WORK INSTRUCTIONS -
Nothing but the lines from the one containing "Enumerate this screenshot's" to the end of the data should be returned, each exactly as written.
[Begin]
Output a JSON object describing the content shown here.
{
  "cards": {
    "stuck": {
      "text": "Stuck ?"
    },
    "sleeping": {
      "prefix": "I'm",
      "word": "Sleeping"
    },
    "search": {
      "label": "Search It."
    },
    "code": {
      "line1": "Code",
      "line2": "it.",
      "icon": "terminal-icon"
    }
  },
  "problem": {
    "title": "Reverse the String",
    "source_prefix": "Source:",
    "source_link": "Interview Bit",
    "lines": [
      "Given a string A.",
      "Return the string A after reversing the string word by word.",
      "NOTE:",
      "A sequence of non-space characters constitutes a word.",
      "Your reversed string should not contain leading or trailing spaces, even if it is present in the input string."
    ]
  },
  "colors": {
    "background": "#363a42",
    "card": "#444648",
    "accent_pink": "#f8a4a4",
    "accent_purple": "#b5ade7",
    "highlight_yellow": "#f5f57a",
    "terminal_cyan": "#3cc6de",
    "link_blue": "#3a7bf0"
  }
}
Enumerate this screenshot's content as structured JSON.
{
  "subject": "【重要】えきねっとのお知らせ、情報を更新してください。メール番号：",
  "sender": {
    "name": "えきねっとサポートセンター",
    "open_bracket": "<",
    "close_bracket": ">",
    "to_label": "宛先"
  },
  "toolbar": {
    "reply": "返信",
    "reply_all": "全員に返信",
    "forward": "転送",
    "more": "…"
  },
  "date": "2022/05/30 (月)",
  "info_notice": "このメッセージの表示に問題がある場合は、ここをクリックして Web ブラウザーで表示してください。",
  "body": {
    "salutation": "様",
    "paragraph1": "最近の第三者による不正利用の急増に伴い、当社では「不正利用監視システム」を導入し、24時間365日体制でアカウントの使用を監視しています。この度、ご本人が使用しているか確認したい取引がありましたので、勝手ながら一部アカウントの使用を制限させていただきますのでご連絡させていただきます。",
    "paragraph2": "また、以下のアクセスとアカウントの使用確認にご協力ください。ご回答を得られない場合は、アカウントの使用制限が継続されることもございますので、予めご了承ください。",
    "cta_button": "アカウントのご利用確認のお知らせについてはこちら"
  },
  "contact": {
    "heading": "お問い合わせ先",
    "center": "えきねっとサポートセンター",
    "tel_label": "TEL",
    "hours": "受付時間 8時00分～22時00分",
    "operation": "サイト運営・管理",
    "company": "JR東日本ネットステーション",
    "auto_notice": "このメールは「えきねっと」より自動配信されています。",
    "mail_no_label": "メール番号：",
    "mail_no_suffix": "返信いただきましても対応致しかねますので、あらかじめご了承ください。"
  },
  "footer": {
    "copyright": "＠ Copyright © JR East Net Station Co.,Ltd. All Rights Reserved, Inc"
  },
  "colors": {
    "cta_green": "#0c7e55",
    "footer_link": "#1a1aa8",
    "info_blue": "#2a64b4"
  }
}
[End]
TASK RESPONSE -
Enumerate this screenshot's content as structured JSON.
{
  "subject": "【重要】えきねっとのお知らせ、情報を更新してください。メール番号：",
  "sender": {
    "name": "えきねっとサポートセンター",
    "open_bracket": "<",
    "close_bracket": ">",
    "to_label": "宛先"
  },
  "toolbar": {
    "reply": "返信",
    "reply_all": "全員に返信",
    "forward": "転送",
    "more": "…"
  },
  "date": "2022/05/30 (月)",
  "info_notice": "このメッセージの表示に問題がある場合は、ここをクリックして Web ブラウザーで表示してください。",
  "body": {
    "salutation": "様",
    "paragraph1": "最近の第三者による不正利用の急増に伴い、当社では「不正利用監視システム」を導入し、24時間365日体制でアカウントの使用を監視しています。この度、ご本人が使用しているか確認したい取引がありましたので、勝手ながら一部アカウントの使用を制限させていただきますのでご連絡させていただきます。",
    "paragraph2": "また、以下のアクセスとアカウントの使用確認にご協力ください。ご回答を得られない場合は、アカウントの使用制限が継続されることもございますので、予めご了承ください。",
    "cta_button": "アカウントのご利用確認のお知らせについてはこちら"
  },
  "contact": {
    "heading": "お問い合わせ先",
    "center": "えきねっとサポートセンター",
    "tel_label": "TEL",
    "hours": "受付時間 8時00分～22時00分",
    "operation": "サイト運営・管理",
    "company": "JR東日本ネットステーション",
    "auto_notice": "このメールは「えきねっと」より自動配信されています。",
    "mail_no_label": "メール番号：",
    "mail_no_suffix": "返信いただきましても対応致しかねますので、あらかじめご了承ください。"
  },
  "footer": {
    "copyright": "＠ Copyright © JR East Net Station Co.,Ltd. All Rights Reserved, Inc"
  },
  "colors": {
    "cta_green": "#0c7e55",
    "footer_link": "#1a1aa8",
    "info_blue": "#2a64b4"
  }
}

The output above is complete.